§ **DIRECTIONS FOR THIS TASK**:
What is the number of lines in the data that hold the string "festival"? Reply with that number only.

(begin)

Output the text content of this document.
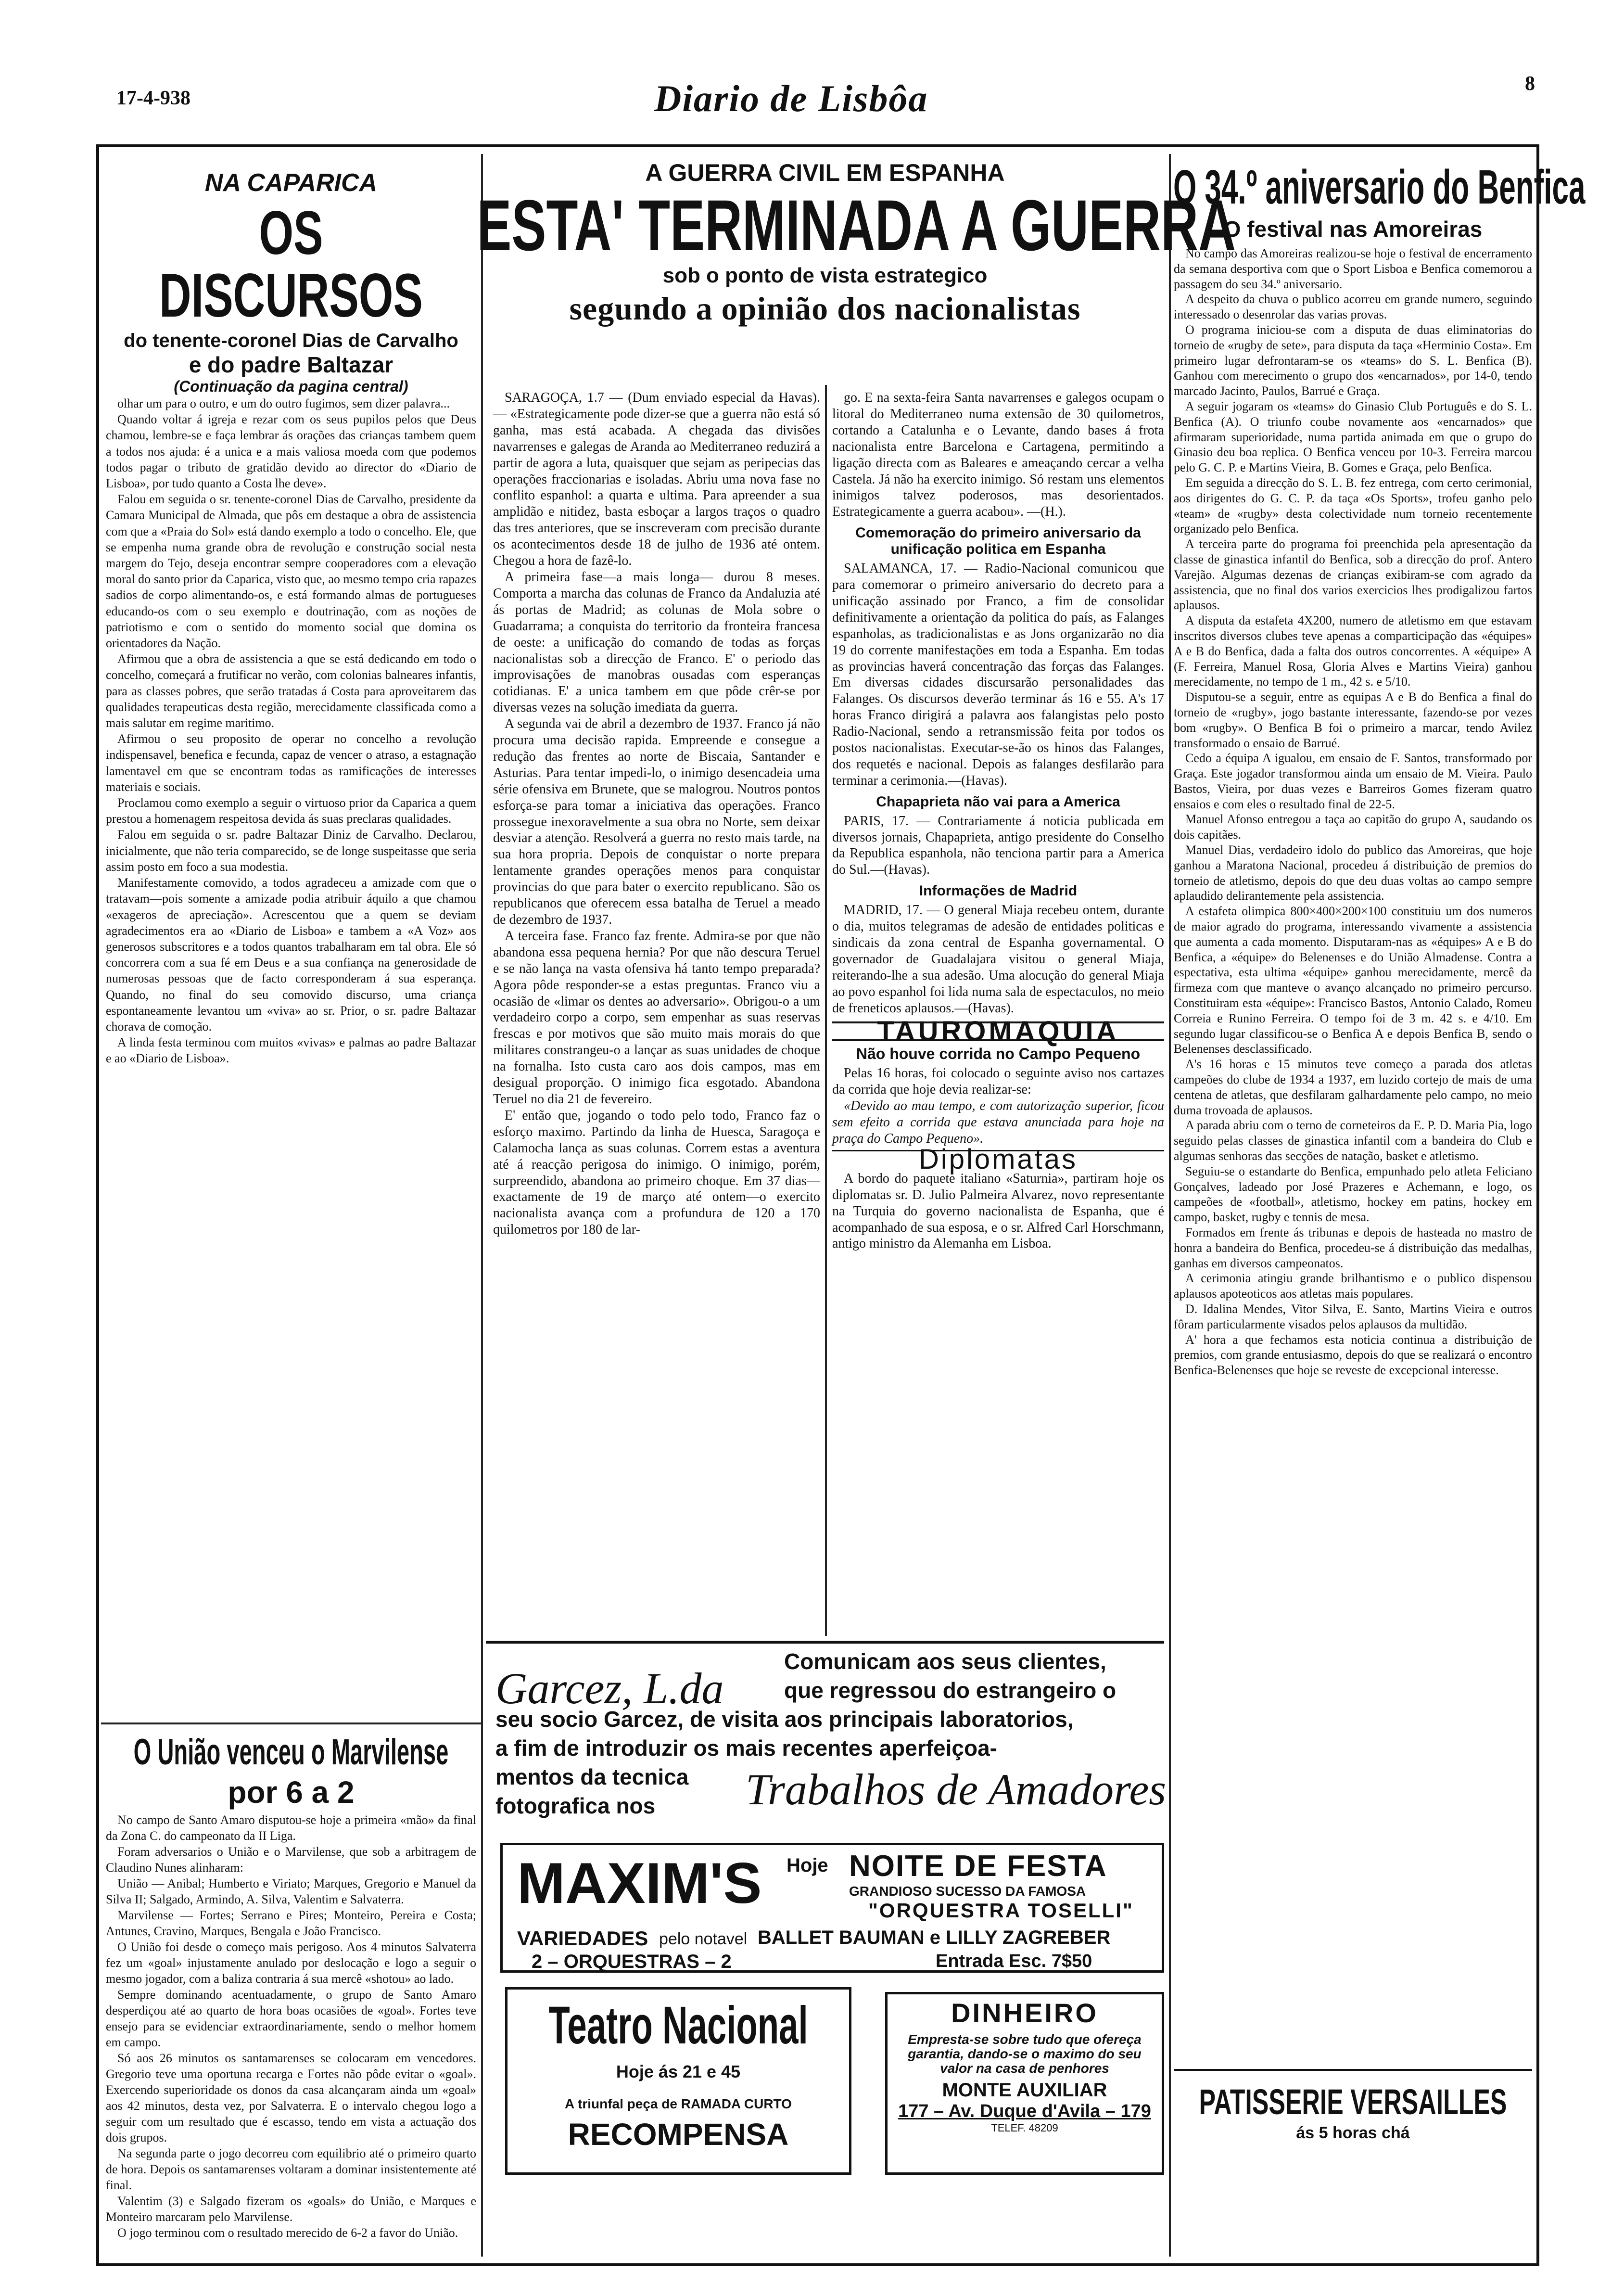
17-4-938	Diario de Lisbôa	8
NA CAPARICA
OS DISCURSOS
do tenente-coronel Dias de Carvalho
e do padre Baltazar
(Continuação da pagina central)

olhar um para o outro, e um do outro fugimos, sem dizer palavra...

Quando voltar á igreja e rezar com os seus pupilos pelos que Deus chamou, lembre-se e faça lembrar ás orações das crianças tambem quem a todos nos ajuda: é a unica e a mais valiosa moeda com que podemos todos pagar o tributo de gratidão devido ao director do «Diario de Lisboa», por tudo quanto a Costa lhe deve».

Falou em seguida o sr. tenente-coronel Dias de Carvalho, presidente da Camara Municipal de Almada, que pôs em destaque a obra de assistencia com que a «Praia do Sol» está dando exemplo a todo o concelho. Ele, que se empenha numa grande obra de revolução e construção social nesta margem do Tejo, deseja encontrar sempre cooperadores com a elevação moral do santo prior da Caparica, visto que, ao mesmo tempo cria rapazes sadios de corpo alimentando-os, e está formando almas de portugueses educando-os com o seu exemplo e doutrinação, com as noções de patriotismo e com o sentido do momento social que domina os orientadores da Nação.

Afirmou que a obra de assistencia a que se está dedicando em todo o concelho, começará a frutificar no verão, com colonias balneares infantis, para as classes pobres, que serão tratadas á Costa para aproveitarem das qualidades terapeuticas desta região, merecidamente classificada como a mais salutar em regime maritimo.

Afirmou o seu proposito de operar no concelho a revolução indispensavel, benefica e fecunda, capaz de vencer o atraso, a estagnação lamentavel em que se encontram todas as ramificações de interesses materiais e sociais.

Proclamou como exemplo a seguir o virtuoso prior da Caparica a quem prestou a homenagem respeitosa devida ás suas preclaras qualidades.

Falou em seguida o sr. padre Baltazar Diniz de Carvalho. Declarou, inicialmente, que não teria comparecido, se de longe suspeitasse que seria assim posto em foco a sua modestia.

Manifestamente comovido, a todos agradeceu a amizade com que o tratavam—pois somente a amizade podia atribuir áquilo a que chamou «exageros de apreciação». Acrescentou que a quem se deviam agradecimentos era ao «Diario de Lisboa» e tambem a «A Voz» aos generosos subscritores e a todos quantos trabalharam em tal obra. Ele só concorrera com a sua fé em Deus e a sua confiança na generosidade de numerosas pessoas que de facto corresponderam á sua esperança. Quando, no final do seu comovido discurso, uma criança espontaneamente levantou um «viva» ao sr. Prior, o sr. padre Baltazar chorava de comoção.

A linda festa terminou com muitos «vivas» e palmas ao padre Baltazar e ao «Diario de Lisboa».

O União venceu o Marvilense
por 6 a 2

No campo de Santo Amaro disputou-se hoje a primeira «mão» da final da Zona C. do campeonato da II Liga.

Foram adversarios o União e o Marvilense, que sob a arbitragem de Claudino Nunes alinharam:

União — Anibal; Humberto e Viriato; Marques, Gregorio e Manuel da Silva II; Salgado, Armindo, A. Silva, Valentim e Salvaterra.

Marvilense — Fortes; Serrano e Pires; Monteiro, Pereira e Costa; Antunes, Cravino, Marques, Bengala e João Francisco.

O União foi desde o começo mais perigoso. Aos 4 minutos Salvaterra fez um «goal» injustamente anulado por deslocação e logo a seguir o mesmo jogador, com a baliza contraria á sua mercê «shotou» ao lado.

Sempre dominando acentuadamente, o grupo de Santo Amaro desperdiçou até ao quarto de hora boas ocasiões de «goal». Fortes teve ensejo para se evidenciar extraordinariamente, sendo o melhor homem em campo.

Só aos 26 minutos os santamarenses se colocaram em vencedores. Gregorio teve uma oportuna recarga e Fortes não pôde evitar o «goal». Exercendo superioridade os donos da casa alcançaram ainda um «goal» aos 42 minutos, desta vez, por Salvaterra. E o intervalo chegou logo a seguir com um resultado que é escasso, tendo em vista a actuação dos dois grupos.

Na segunda parte o jogo decorreu com equilibrio até o primeiro quarto de hora. Depois os santamarenses voltaram a dominar insistentemente até final.

Valentim (3) e Salgado fizeram os «goals» do União, e Marques e Monteiro marcaram pelo Marvilense.

O jogo terminou com o resultado merecido de 6-2 a favor do União.

A GUERRA CIVIL EM ESPANHA
ESTA' TERMINADA A GUERRA
sob o ponto de vista estrategico
segundo a opinião dos nacionalistas

SARAGOÇA, 1.7 — (Dum enviado especial da Havas). — «Estrategicamente pode dizer-se que a guerra não está só ganha, mas está acabada. A chegada das divisões navarrenses e galegas de Aranda ao Mediterraneo reduzirá a partir de agora a luta, quaisquer que sejam as peripecias das operações fraccionarias e isoladas. Abriu uma nova fase no conflito espanhol: a quarta e ultima. Para apreender a sua amplidão e nitidez, basta esboçar a largos traços o quadro das tres anteriores, que se inscreveram com precisão durante os acontecimentos desde 18 de julho de 1936 até ontem. Chegou a hora de fazê-lo.

A primeira fase—a mais longa— durou 8 meses. Comporta a marcha das colunas de Franco da Andaluzia até ás portas de Madrid; as colunas de Mola sobre o Guadarrama; a conquista do territorio da fronteira francesa de oeste: a unificação do comando de todas as forças nacionalistas sob a direcção de Franco. E' o periodo das improvisações de manobras ousadas com esperanças cotidianas. E' a unica tambem em que pôde crêr-se por diversas vezes na solução imediata da guerra.

A segunda vai de abril a dezembro de 1937. Franco já não procura uma decisão rapida. Empreende e consegue a redução das frentes ao norte de Biscaia, Santander e Asturias. Para tentar impedi-lo, o inimigo desencadeia uma série ofensiva em Brunete, que se malogrou. Noutros pontos esforça-se para tomar a iniciativa das operações. Franco prossegue inexoravelmente a sua obra no Norte, sem deixar desviar a atenção. Resolverá a guerra no resto mais tarde, na sua hora propria. Depois de conquistar o norte prepara lentamente grandes operações menos para conquistar provincias do que para bater o exercito republicano. São os republicanos que oferecem essa batalha de Teruel a meado de dezembro de 1937.

A terceira fase. Franco faz frente. Admira-se por que não abandona essa pequena hernia? Por que não descura Teruel e se não lança na vasta ofensiva há tanto tempo preparada? Agora pôde responder-se a estas preguntas. Franco viu a ocasião de «limar os dentes ao adversario». Obrigou-o a um verdadeiro corpo a corpo, sem empenhar as suas reservas frescas e por motivos que são muito mais morais do que militares constrangeu-o a lançar as suas unidades de choque na fornalha. Isto custa caro aos dois campos, mas em desigual proporção. O inimigo fica esgotado. Abandona Teruel no dia 21 de fevereiro.

E' então que, jogando o todo pelo todo, Franco faz o esforço maximo. Partindo da linha de Huesca, Saragoça e Calamocha lança as suas colunas. Correm estas a aventura até á reacção perigosa do inimigo. O inimigo, porém, surpreendido, abandona ao primeiro choque. Em 37 dias—exactamente de 19 de março até ontem—o exercito nacionalista avança com a profundura de 120 a 170 quilometros por 180 de lar-

go. E na sexta-feira Santa navarrenses e galegos ocupam o litoral do Mediterraneo numa extensão de 30 quilometros, cortando a Catalunha e o Levante, dando bases á frota nacionalista entre Barcelona e Cartagena, permitindo a ligação directa com as Baleares e ameaçando cercar a velha Castela. Já não ha exercito inimigo. Só restam uns elementos inimigos talvez poderosos, mas desorientados. Estrategicamente a guerra acabou». —(H.).

Comemoração do primeiro aniversario da unificação politica em Espanha

SALAMANCA, 17. — Radio-Nacional comunicou que para comemorar o primeiro aniversario do decreto para a unificação assinado por Franco, a fim de consolidar definitivamente a orientação da politica do país, as Falanges espanholas, as tradicionalistas e as Jons organizarão no dia 19 do corrente manifestações em toda a Espanha. Em todas as provincias haverá concentração das forças das Falanges. Em diversas cidades discursarão personalidades das Falanges. Os discursos deverão terminar ás 16 e 55. A's 17 horas Franco dirigirá a palavra aos falangistas pelo posto Radio-Nacional, sendo a retransmissão feita por todos os postos nacionalistas. Executar-se-ão os hinos das Falanges, dos requetés e nacional. Depois as falanges desfilarão para terminar a cerimonia.—(Havas).

Chapaprieta não vai para a America

PARIS, 17. — Contrariamente á noticia publicada em diversos jornais, Chapaprieta, antigo presidente do Conselho da Republica espanhola, não tenciona partir para a America do Sul.—(Havas).

Informações de Madrid

MADRID, 17. — O general Miaja recebeu ontem, durante o dia, muitos telegramas de adesão de entidades politicas e sindicais da zona central de Espanha governamental. O governador de Guadalajara visitou o general Miaja, reiterando-lhe a sua adesão. Uma alocução do general Miaja ao povo espanhol foi lida numa sala de espectaculos, no meio de freneticos aplausos.—(Havas).

TAUROMAQUIA
Não houve corrida no Campo Pequeno

Pelas 16 horas, foi colocado o seguinte aviso nos cartazes da corrida que hoje devia realizar-se:

«Devido ao mau tempo, e com autorização superior, ficou sem efeito a corrida que estava anunciada para hoje na praça do Campo Pequeno».

Diplomatas

A bordo do paquete italiano «Saturnia», partiram hoje os diplomatas sr. D. Julio Palmeira Alvarez, novo representante na Turquia do governo nacionalista de Espanha, que é acompanhado de sua esposa, e o sr. Alfred Carl Horschmann, antigo ministro da Alemanha em Lisboa.

Garcez, L.da
Comunicam aos seus clientes,
que regressou do estrangeiro o
seu socio Garcez, de visita aos principais laboratorios,
a fim de introduzir os mais recentes aperfeiçoa-
mentos da tecnica
fotografica nos Trabalhos de Amadores
MAXIM'S Hoje NOITE DE FESTA
GRANDIOSO SUCESSO DA FAMOSA
"ORQUESTRA TOSELLI"
VARIEDADES pelo notavel BALLET BAUMAN e LILLY ZAGREBER
2 – ORQUESTRAS – 2	Entrada Esc. 7$50
Teatro Nacional
Hoje ás 21 e 45
A triunfal peça de RAMADA CURTO
RECOMPENSA
DINHEIRO
Empresta-se sobre tudo que ofereça garantia, dando-se o maximo do seu valor na casa de penhores
MONTE AUXILIAR
177 – Av. Duque d'Avila – 179
TELEF. 48209
O 34.º aniversario do Benfica
O festival nas Amoreiras

No campo das Amoreiras realizou-se hoje o festival de encerramento da semana desportiva com que o Sport Lisboa e Benfica comemorou a passagem do seu 34.º aniversario.

A despeito da chuva o publico acorreu em grande numero, seguindo interessado o desenrolar das varias provas.

O programa iniciou-se com a disputa de duas eliminatorias do torneio de «rugby de sete», para disputa da taça «Herminio Costa». Em primeiro lugar defrontaram-se os «teams» do S. L. Benfica (B). Ganhou com merecimento o grupo dos «encarnados», por 14-0, tendo marcado Jacinto, Paulos, Barrué e Graça.

A seguir jogaram os «teams» do Ginasio Club Português e do S. L. Benfica (A). O triunfo coube novamente aos «encarnados» que afirmaram superioridade, numa partida animada em que o grupo do Ginasio deu boa replica. O Benfica venceu por 10-3. Ferreira marcou pelo G. C. P. e Martins Vieira, B. Gomes e Graça, pelo Benfica.

Em seguida a direcção do S. L. B. fez entrega, com certo cerimonial, aos dirigentes do G. C. P. da taça «Os Sports», trofeu ganho pelo «team» de «rugby» desta colectividade num torneio recentemente organizado pelo Benfica.

A terceira parte do programa foi preenchida pela apresentação da classe de ginastica infantil do Benfica, sob a direcção do prof. Antero Varejão. Algumas dezenas de crianças exibiram-se com agrado da assistencia, que no final dos varios exercicios lhes prodigalizou fartos aplausos.

A disputa da estafeta 4X200, numero de atletismo em que estavam inscritos diversos clubes teve apenas a comparticipação das «équipes» A e B do Benfica, dada a falta dos outros concorrentes. A «équipe» A (F. Ferreira, Manuel Rosa, Gloria Alves e Martins Vieira) ganhou merecidamente, no tempo de 1 m., 42 s. e 5/10.

Disputou-se a seguir, entre as equipas A e B do Benfica a final do torneio de «rugby», jogo bastante interessante, fazendo-se por vezes bom «rugby». O Benfica B foi o primeiro a marcar, tendo Avilez transformado o ensaio de Barrué.

Cedo a équipa A igualou, em ensaio de F. Santos, transformado por Graça. Este jogador transformou ainda um ensaio de M. Vieira. Paulo Bastos, Vieira, por duas vezes e Barreiros Gomes fizeram quatro ensaios e com eles o resultado final de 22-5.

Manuel Afonso entregou a taça ao capitão do grupo A, saudando os dois capitães.

Manuel Dias, verdadeiro idolo do publico das Amoreiras, que hoje ganhou a Maratona Nacional, procedeu á distribuição de premios do torneio de atletismo, depois do que deu duas voltas ao campo sempre aplaudido delirantemente pela assistencia.

A estafeta olimpica 800×400×200×100 constituiu um dos numeros de maior agrado do programa, interessando vivamente a assistencia que aumenta a cada momento. Disputaram-nas as «équipes» A e B do Benfica, a «équipe» do Belenenses e do União Almadense. Contra a espectativa, esta ultima «équipe» ganhou merecidamente, mercê da firmeza com que manteve o avanço alcançado no primeiro percurso. Constituiram esta «équipe»: Francisco Bastos, Antonio Calado, Romeu Correia e Runino Ferreira. O tempo foi de 3 m. 42 s. e 4/10. Em segundo lugar classificou-se o Benfica A e depois Benfica B, sendo o Belenenses desclassificado.

A's 16 horas e 15 minutos teve começo a parada dos atletas campeões do clube de 1934 a 1937, em luzido cortejo de mais de uma centena de atletas, que desfilaram galhardamente pelo campo, no meio duma trovoada de aplausos.

A parada abriu com o terno de corneteiros da E. P. D. Maria Pia, logo seguido pelas classes de ginastica infantil com a bandeira do Club e algumas senhoras das secções de natação, basket e atletismo.

Seguiu-se o estandarte do Benfica, empunhado pelo atleta Feliciano Gonçalves, ladeado por José Prazeres e Achemann, e logo, os campeões de «football», atletismo, hockey em patins, hockey em campo, basket, rugby e tennis de mesa.

Formados em frente ás tribunas e depois de hasteada no mastro de honra a bandeira do Benfica, procedeu-se á distribuição das medalhas, ganhas em diversos campeonatos.

A cerimonia atingiu grande brilhantismo e o publico dispensou aplausos apoteoticos aos atletas mais populares.

D. Idalina Mendes, Vitor Silva, E. Santo, Martins Vieira e outros fôram particularmente visados pelos aplausos da multidão.

A' hora a que fechamos esta noticia continua a distribuição de premios, com grande entusiasmo, depois do que se realizará o encontro Benfica-Belenenses que hoje se reveste de excepcional interesse.

PATISSERIE VERSAILLES
ás 5 horas chá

(end)

§ **REPLY TO THE EXERCISE**:
2